▶ _SHORT TASK_: Write out the records again, replacing "Employee12@yopmail.com" with "Staff07@yopmail.com" everywhere it appears and keeping everything else the same. Leave the pictures out.

▶ _ROWS_:
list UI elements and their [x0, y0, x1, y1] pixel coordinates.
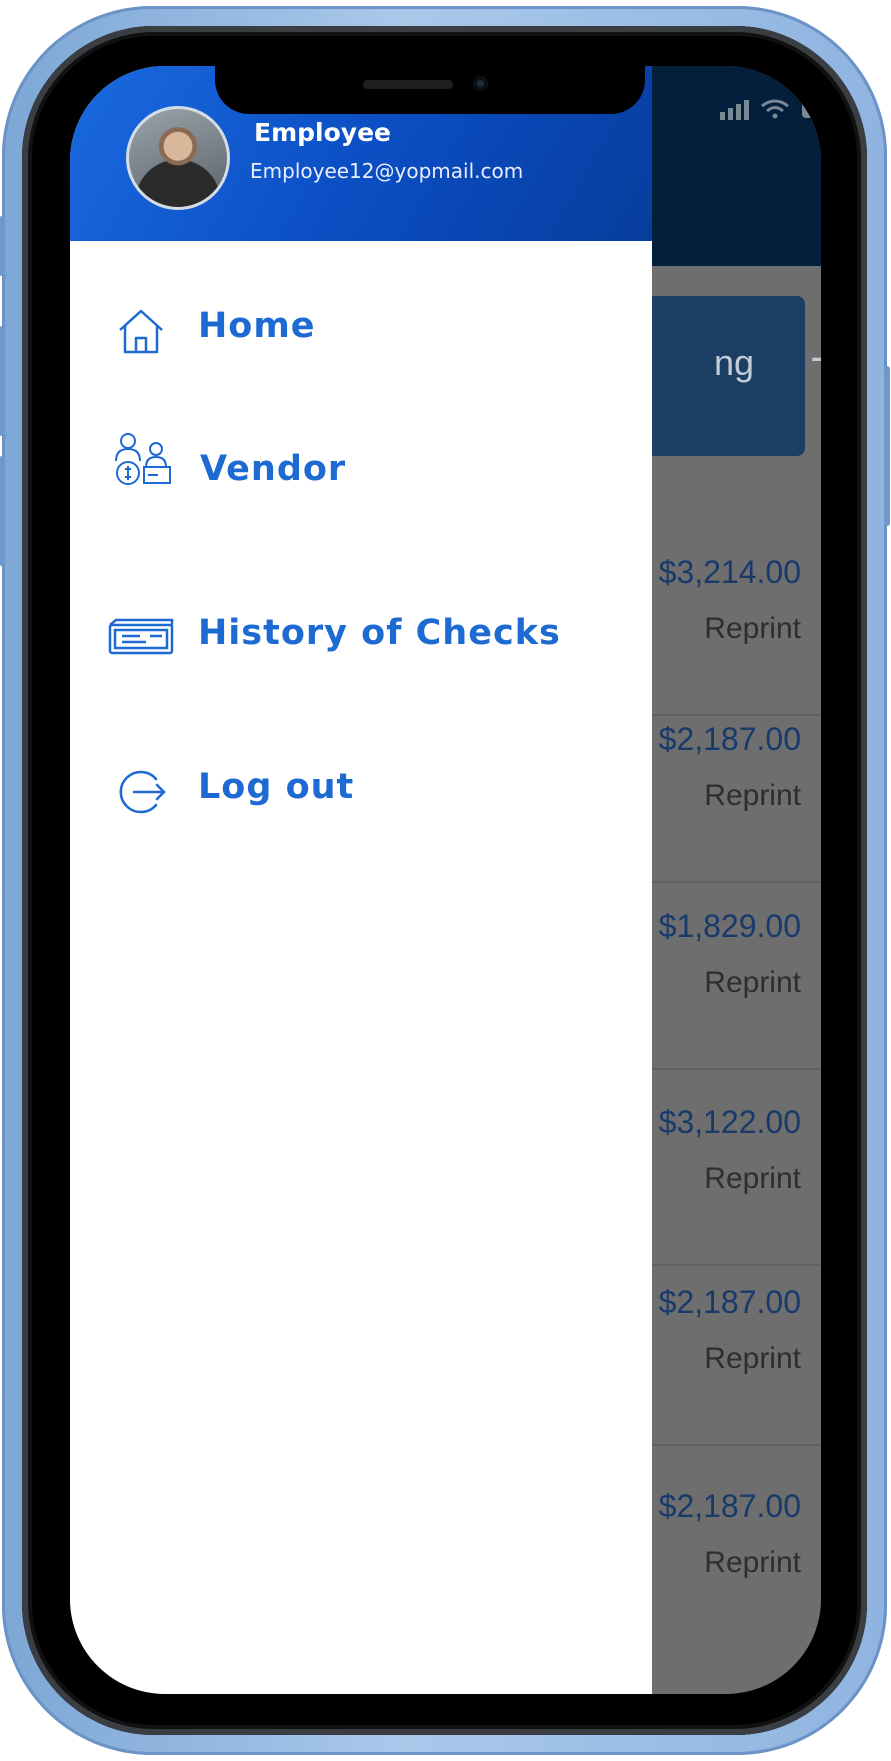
phone-notch [215, 66, 645, 114]
signal-bars-icon [720, 100, 749, 120]
reprint-button[interactable]: Reprint [704, 1546, 801, 1580]
speaker-grille [363, 80, 453, 89]
phone-power-button [884, 366, 890, 526]
vendor-icon [115, 433, 171, 485]
logout-icon [119, 770, 166, 814]
reprint-button[interactable]: Reprint [704, 612, 801, 646]
menu-item-history-of-checks[interactable]: History of Checks [70, 593, 652, 683]
phone-side-button-left [0, 216, 5, 276]
reprint-button[interactable]: Reprint [704, 1342, 801, 1376]
arrow-right-icon: → [810, 336, 821, 382]
check-amount: $1,829.00 [658, 908, 801, 944]
user-email: Employee12@yopmail.com [250, 159, 524, 183]
phone-volume-down-button [0, 456, 5, 566]
battery-icon [802, 102, 821, 118]
check-amount: $3,214.00 [658, 554, 801, 590]
wifi-icon [761, 99, 789, 119]
menu-item-vendor[interactable]: Vendor [70, 429, 652, 519]
reprint-button[interactable]: Reprint [704, 1162, 801, 1196]
menu-label-log-out: Log out [198, 767, 355, 807]
check-amount: $2,187.00 [658, 721, 801, 757]
status-bar [720, 94, 821, 128]
home-icon [119, 309, 163, 354]
check-amount: $2,187.00 [658, 1284, 801, 1320]
avatar[interactable] [126, 106, 230, 210]
menu-label-vendor: Vendor [200, 449, 347, 489]
menu-label-home: Home [198, 306, 316, 346]
menu-item-log-out[interactable]: Log out [70, 747, 652, 837]
phone-screen: ng → $3,214.00 Reprint $2,187.00 Reprint… [70, 66, 821, 1694]
navigation-drawer: Employee Employee12@yopmail.com Home Ven… [70, 66, 652, 1694]
check-icon [108, 618, 174, 655]
reprint-button[interactable]: Reprint [704, 779, 801, 813]
user-name: Employee [254, 118, 391, 147]
phone-volume-up-button [0, 326, 5, 436]
reprint-button[interactable]: Reprint [704, 966, 801, 1000]
check-amount: $2,187.00 [658, 1488, 801, 1524]
menu-item-home[interactable]: Home [70, 286, 652, 376]
menu-label-history-of-checks: History of Checks [198, 613, 561, 653]
background-card-text: ng [714, 342, 755, 383]
check-amount: $3,122.00 [658, 1104, 801, 1140]
front-camera [473, 76, 488, 91]
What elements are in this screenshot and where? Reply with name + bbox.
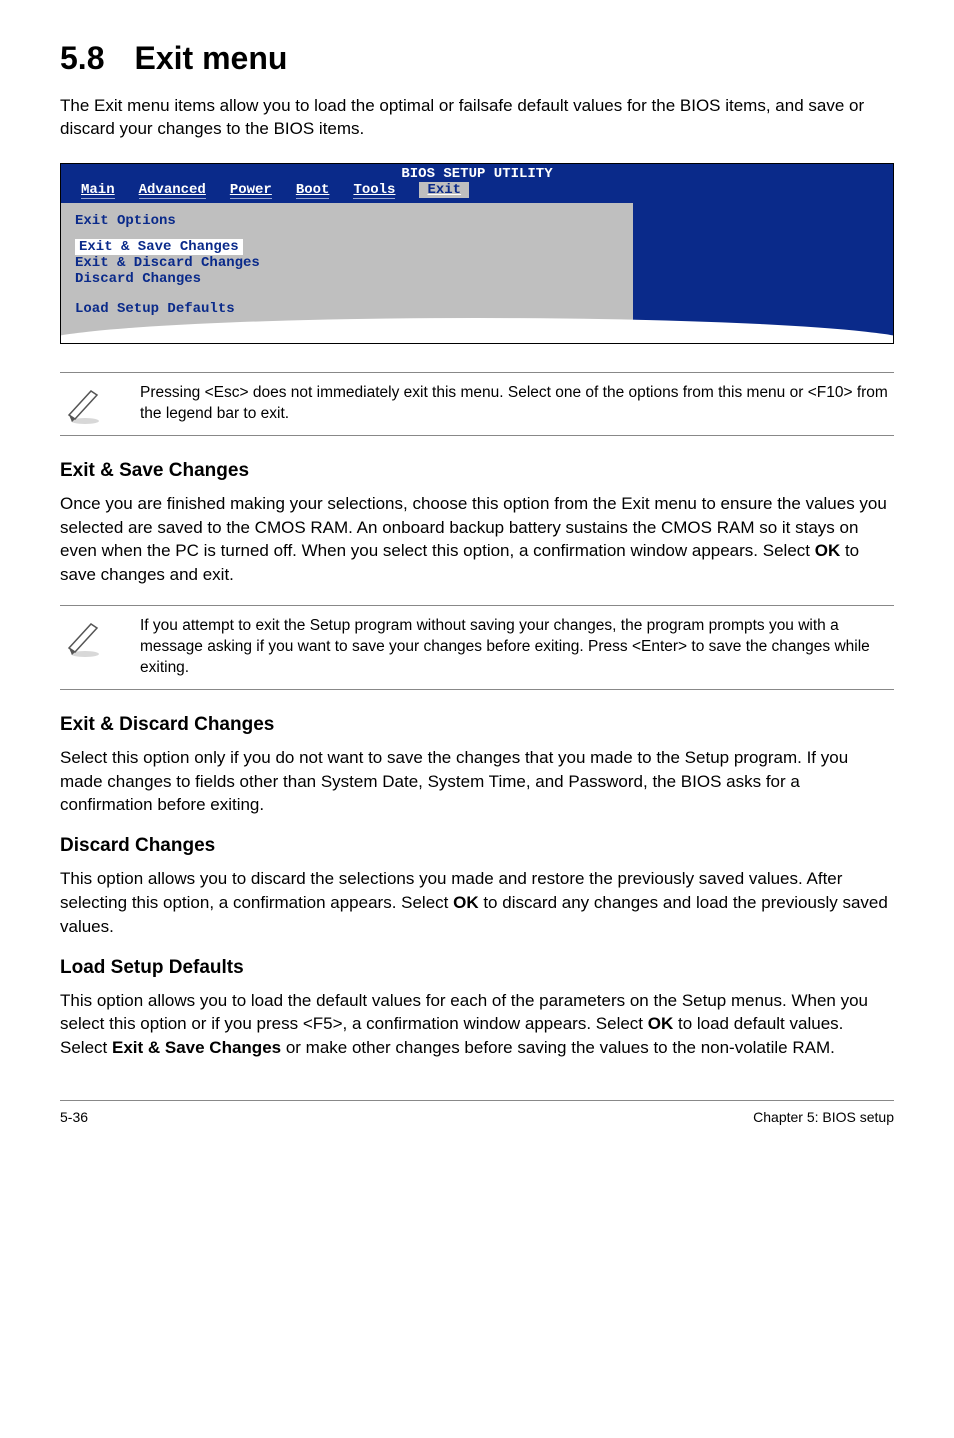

▶ _OUTPUT OF THE EXERCISE_:
list UI elements and their [x0, y0, x1, y1] pixel coordinates.
phone-notch [215, 66, 645, 114]
signal-bars-icon [720, 100, 749, 120]
reprint-button[interactable]: Reprint [704, 1546, 801, 1580]
speaker-grille [363, 80, 453, 89]
phone-power-button [884, 366, 890, 526]
vendor-icon [115, 433, 171, 485]
logout-icon [119, 770, 166, 814]
reprint-button[interactable]: Reprint [704, 612, 801, 646]
menu-item-history-of-checks[interactable]: History of Checks [70, 593, 652, 683]
phone-side-button-left [0, 216, 5, 276]
reprint-button[interactable]: Reprint [704, 1342, 801, 1376]
arrow-right-icon: → [810, 336, 821, 382]
check-amount: $1,829.00 [658, 908, 801, 944]
user-email: Staff07@yopmail.com [250, 159, 524, 183]
phone-volume-down-button [0, 456, 5, 566]
battery-icon [802, 102, 821, 118]
check-amount: $3,214.00 [658, 554, 801, 590]
wifi-icon [761, 99, 789, 119]
menu-item-vendor[interactable]: Vendor [70, 429, 652, 519]
reprint-button[interactable]: Reprint [704, 1162, 801, 1196]
menu-label-log-out: Log out [198, 767, 355, 807]
check-amount: $2,187.00 [658, 721, 801, 757]
status-bar [720, 94, 821, 128]
home-icon [119, 309, 163, 354]
check-amount: $2,187.00 [658, 1284, 801, 1320]
avatar[interactable] [126, 106, 230, 210]
menu-label-vendor: Vendor [200, 449, 347, 489]
menu-label-home: Home [198, 306, 316, 346]
menu-item-log-out[interactable]: Log out [70, 747, 652, 837]
phone-screen: ng → $3,214.00 Reprint $2,187.00 Reprint… [70, 66, 821, 1694]
navigation-drawer: Employee Staff07@yopmail.com Home Ven… [70, 66, 652, 1694]
check-icon [108, 618, 174, 655]
reprint-button[interactable]: Reprint [704, 779, 801, 813]
user-name: Employee [254, 118, 391, 147]
phone-volume-up-button [0, 326, 5, 436]
reprint-button[interactable]: Reprint [704, 966, 801, 1000]
check-amount: $2,187.00 [658, 1488, 801, 1524]
menu-item-home[interactable]: Home [70, 286, 652, 376]
menu-label-history-of-checks: History of Checks [198, 613, 561, 653]
background-card-text: ng [714, 342, 755, 383]
check-amount: $3,122.00 [658, 1104, 801, 1140]
front-camera [473, 76, 488, 91]
What elements are in this screenshot and where? Reply with name + bbox.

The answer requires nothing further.